GOAL OF THE EXERCISE | Look for the string "Shanghai" and copy every line that has it.

SUPPLIED RECORDS |
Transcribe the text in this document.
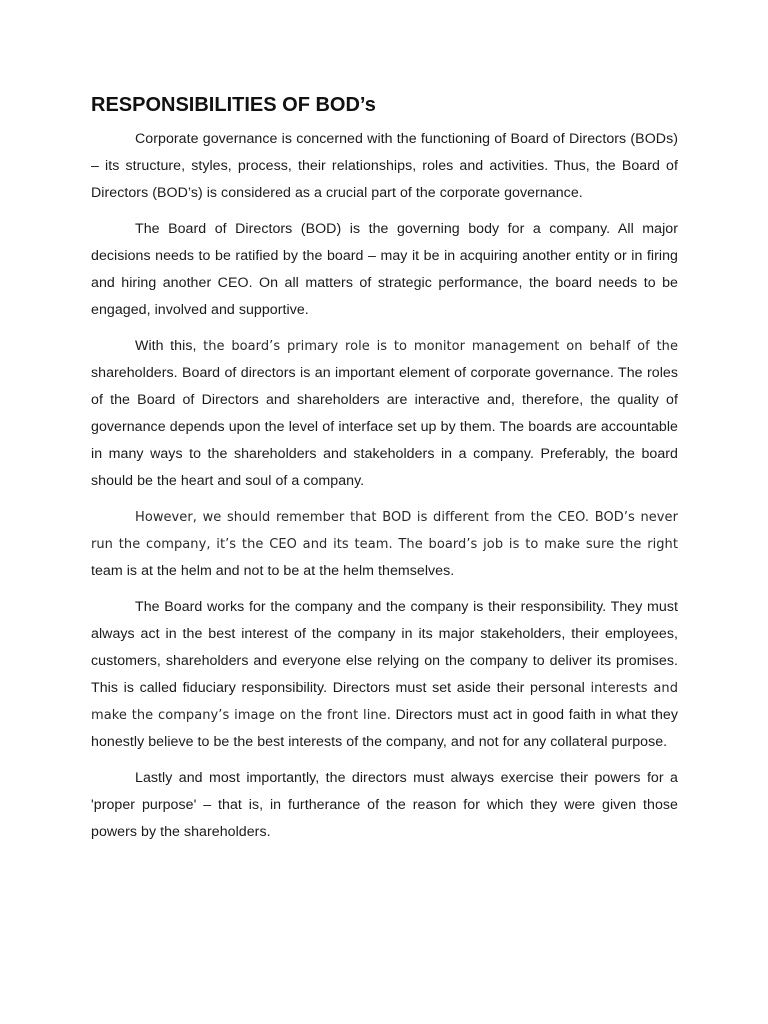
RESPONSIBILITIES OF BOD’s

Corporate governance is concerned with the functioning of Board of Directors (BODs) – its structure, styles, process, their relationships, roles and activities. Thus, the Board of Directors (BOD’s) is considered as a crucial part of the corporate governance.

The Board of Directors (BOD) is the governing body for a company. All major decisions needs to be ratified by the board – may it be in acquiring another entity or in firing and hiring another CEO. On all matters of strategic performance, the board needs to be engaged, involved and supportive.

With this, the board’s primary role is to monitor management on behalf of the shareholders. Board of directors is an important element of corporate governance. The roles of the Board of Directors and shareholders are interactive and, therefore, the quality of governance depends upon the level of interface set up by them. The boards are accountable in many ways to the shareholders and stakeholders in a company. Preferably, the board should be the heart and soul of a company.

However, we should remember that BOD is different from the CEO. BOD’s never run the company, it’s the CEO and its team. The board’s job is to make sure the right team is at the helm and not to be at the helm themselves.

The Board works for the company and the company is their responsibility. They must always act in the best interest of the company in its major stakeholders, their employees, customers, shareholders and everyone else relying on the company to deliver its promises. This is called fiduciary responsibility. Directors must set aside their personal interests and make the company’s image on the front line. Directors must act in good faith in what they honestly believe to be the best interests of the company, and not for any collateral purpose.

Lastly and most importantly, the directors must always exercise their powers for a 'proper purpose' – that is, in furtherance of the reason for which they were given those powers by the shareholders.
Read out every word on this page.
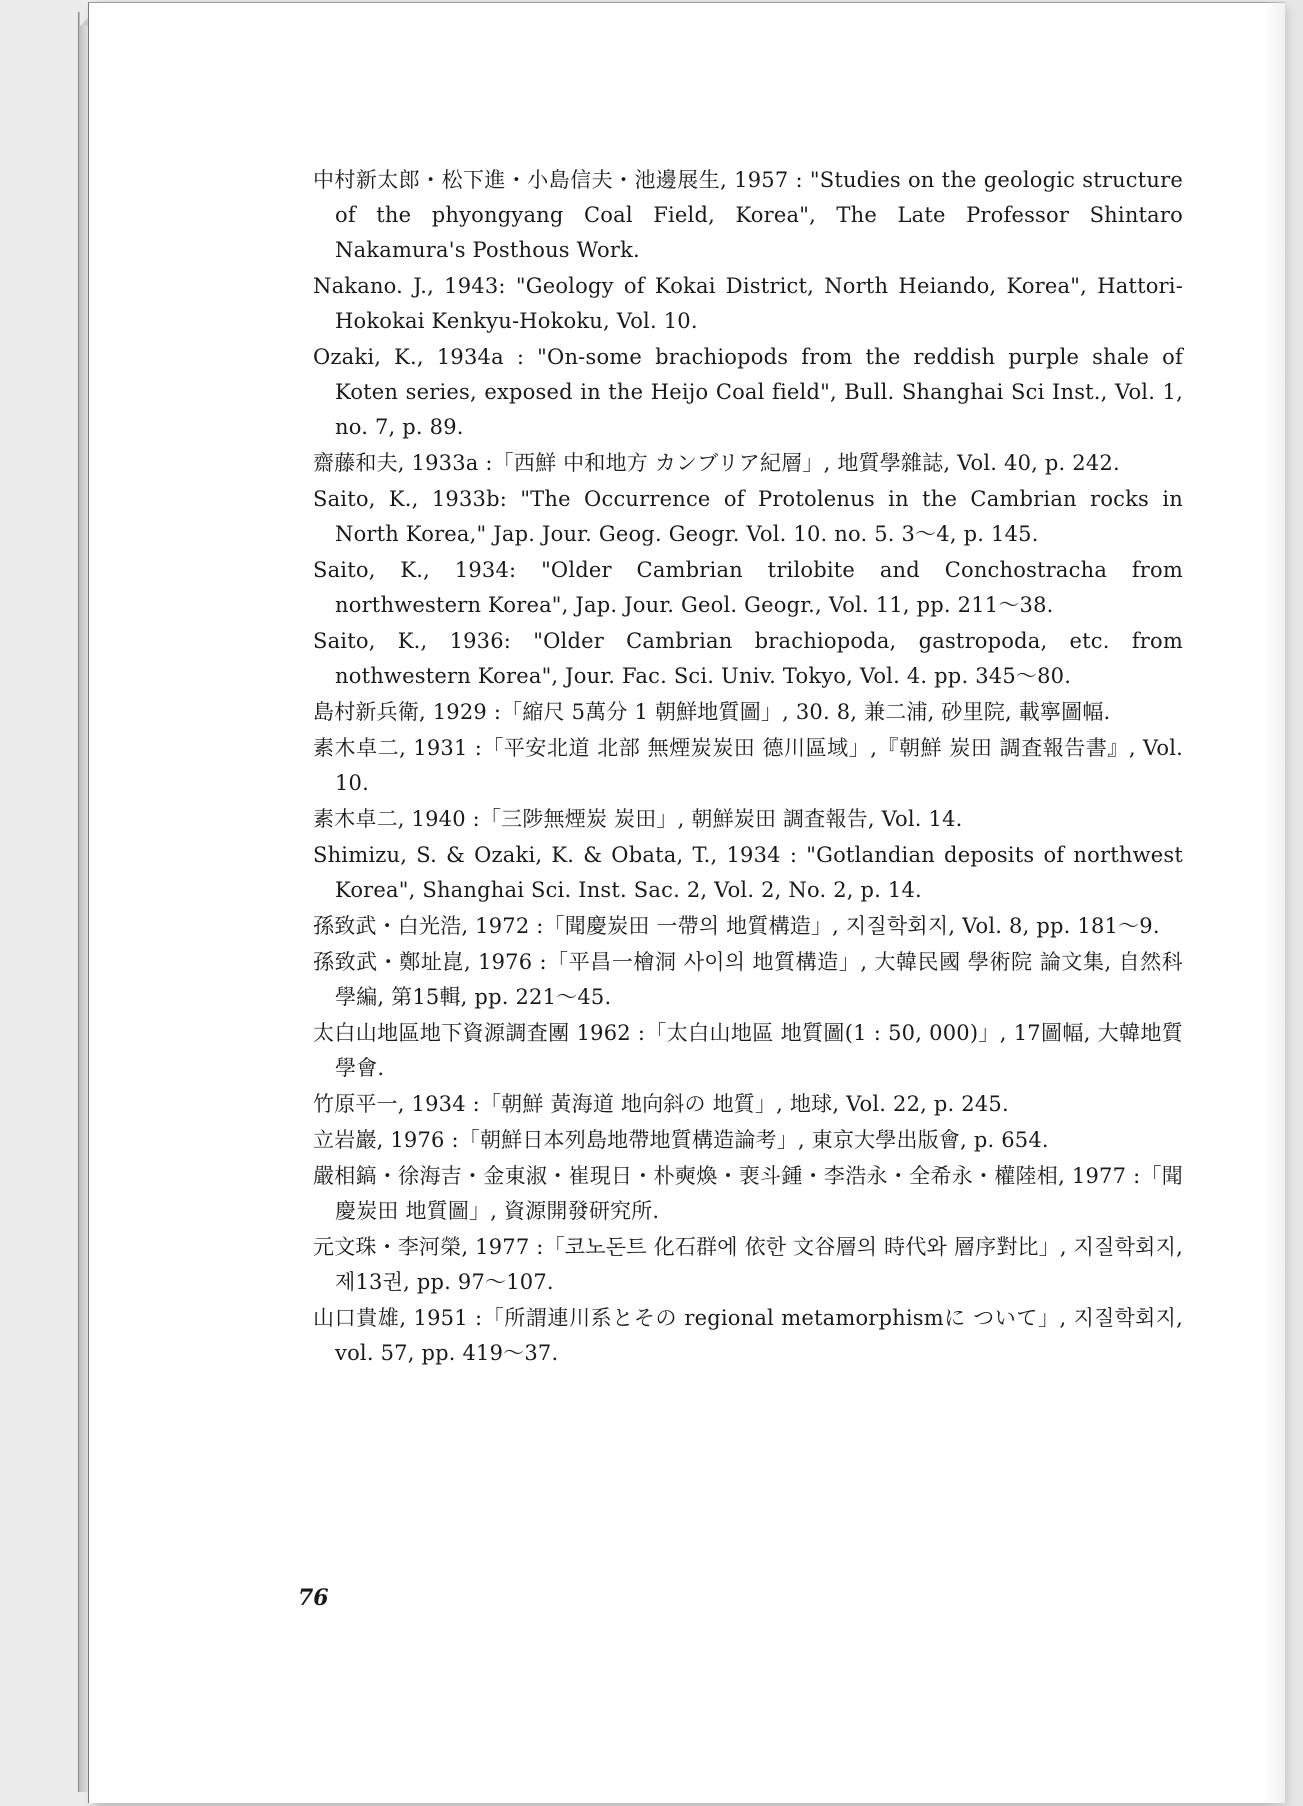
中村新太郎・松下進・小島信夫・池邊展生, 1957 : "Studies on the geologic structure of the phyongyang Coal Field, Korea", The Late Professor Shintaro Nakamura's Posthous Work.

Nakano. J., 1943: "Geology of Kokai District, North Heiando, Korea", Hattori-Hokokai Kenkyu-Hokoku, Vol. 10.

Ozaki, K., 1934a : "On-some brachiopods from the reddish purple shale of Koten series, exposed in the Heijo Coal field", Bull. Shanghai Sci Inst., Vol. 1, no. 7, p. 89.

齋藤和夫, 1933a :「西鮮 中和地方 カンブリア紀層」, 地質學雜誌, Vol. 40, p. 242.

Saito, K., 1933b: "The Occurrence of Protolenus in the Cambrian rocks in North Korea," Jap. Jour. Geog. Geogr. Vol. 10. no. 5. 3〜4, p. 145.

Saito, K., 1934: "Older Cambrian trilobite and Conchostracha from northwestern Korea", Jap. Jour. Geol. Geogr., Vol. 11, pp. 211〜38.

Saito, K., 1936: "Older Cambrian brachiopoda, gastropoda, etc. from nothwestern Korea", Jour. Fac. Sci. Univ. Tokyo, Vol. 4. pp. 345〜80.

島村新兵衛, 1929 :「縮尺 5萬分 1 朝鮮地質圖」, 30. 8, 兼二浦, 砂里院, 載寧圖幅.

素木卓二, 1931 :「平安北道 北部 無煙炭炭田 德川區域」,『朝鮮 炭田 調査報告書』, Vol. 10.

素木卓二, 1940 :「三陟無煙炭 炭田」, 朝鮮炭田 調査報告, Vol. 14.

Shimizu, S. & Ozaki, K. & Obata, T., 1934 : "Gotlandian deposits of northwest Korea", Shanghai Sci. Inst. Sac. 2, Vol. 2, No. 2, p. 14.

孫致武・白光浩, 1972 :「聞慶炭田 一帶의 地質構造」, 지질학회지, Vol. 8, pp. 181〜9.

孫致武・鄭址崑, 1976 :「平昌一檜洞 사이의 地質構造」, 大韓民國 學術院 論文集, 自然科學編, 第15輯, pp. 221〜45.

太白山地區地下資源調査團 1962 :「太白山地區 地質圖(1 : 50, 000)」, 17圖幅, 大韓地質學會.

竹原平一, 1934 :「朝鮮 黃海道 地向斜の 地質」, 地球, Vol. 22, p. 245.

立岩巖, 1976 :「朝鮮日本列島地帶地質構造論考」, 東京大學出版會, p. 654.

嚴相鎬・徐海吉・金東淑・崔現日・朴奭煥・裵斗鍾・李浩永・全希永・權陸相, 1977 :「聞慶炭田 地質圖」, 資源開發研究所.

元文珠・李河榮, 1977 :「코노돈트 化石群에 依한 文谷層의 時代와 層序對比」, 지질학회지, 제13권, pp. 97〜107.

山口貴雄, 1951 :「所謂連川系とその regional metamorphismに ついて」, 지질학회지, vol. 57, pp. 419〜37.

76
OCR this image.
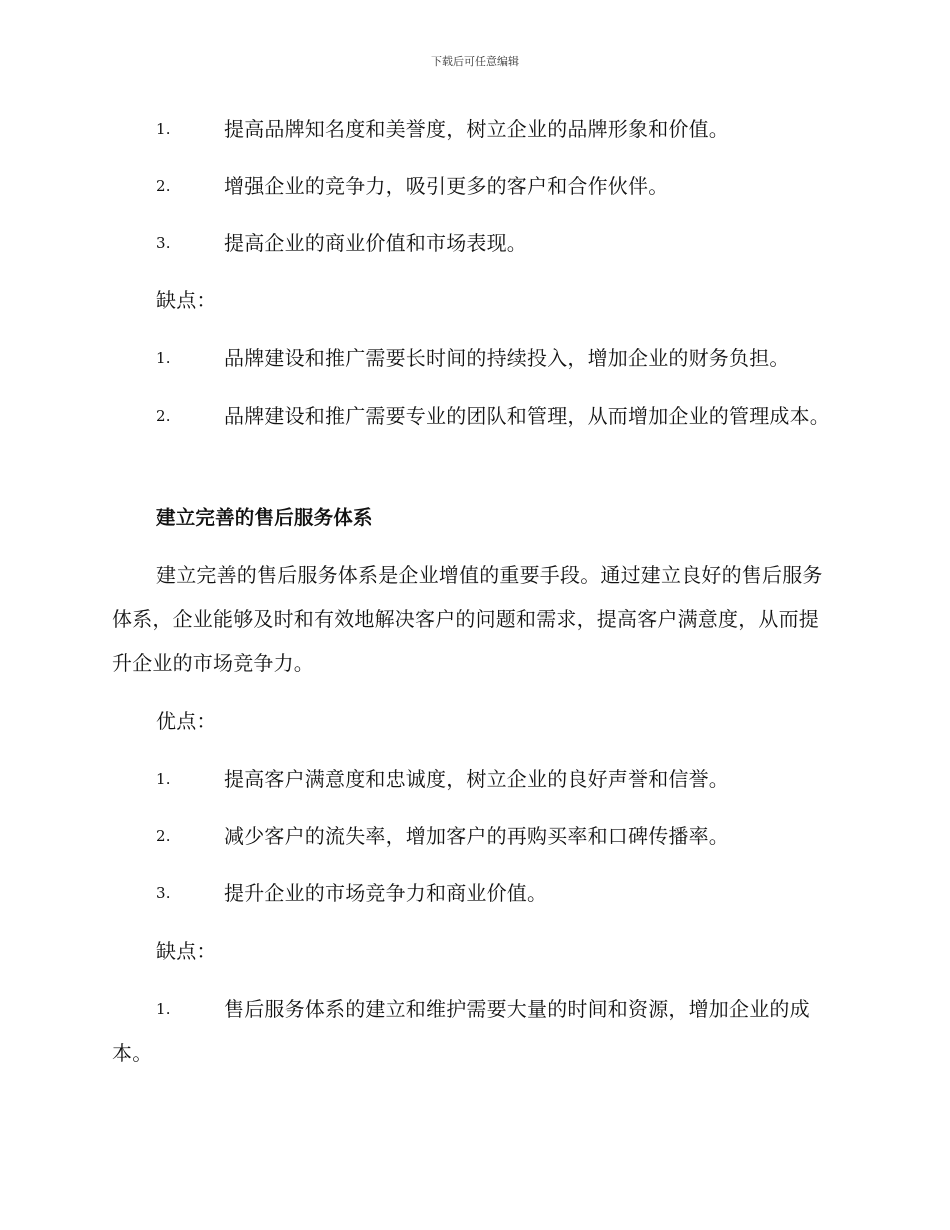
下载后可任意编辑
1.	提高品牌知名度和美誉度，树立企业的品牌形象和价值。
2.	增强企业的竞争力，吸引更多的客户和合作伙伴。
3.	提高企业的商业价值和市场表现。
缺点：
1.	品牌建设和推广需要长时间的持续投入，增加企业的财务负担。
2.	品牌建设和推广需要专业的团队和管理，从而增加企业的管理成本。
建立完善的售后服务体系
建立完善的售后服务体系是企业增值的重要手段。通过建立良好的售后服务体系，企业能够及时和有效地解决客户的问题和需求，提高客户满意度，从而提升企业的市场竞争力。
优点：
1.	提高客户满意度和忠诚度，树立企业的良好声誉和信誉。
2.	减少客户的流失率，增加客户的再购买率和口碑传播率。
3.	提升企业的市场竞争力和商业价值。
缺点：
1.	售后服务体系的建立和维护需要大量的时间和资源，增加企业的成本。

TASK SOLUTION |
Ozaki, K., 1934a : "On-some brachiopods from the reddish purple shale of Koten series, exposed in the Heijo Coal field", Bull. Shanghai Sci Inst., Vol. 1, no. 7, p. 89.
Shimizu, S. & Ozaki, K. & Obata, T., 1934 : "Gotlandian deposits of northwest Korea", Shanghai Sci. Inst. Sac. 2, Vol. 2, No. 2, p. 14.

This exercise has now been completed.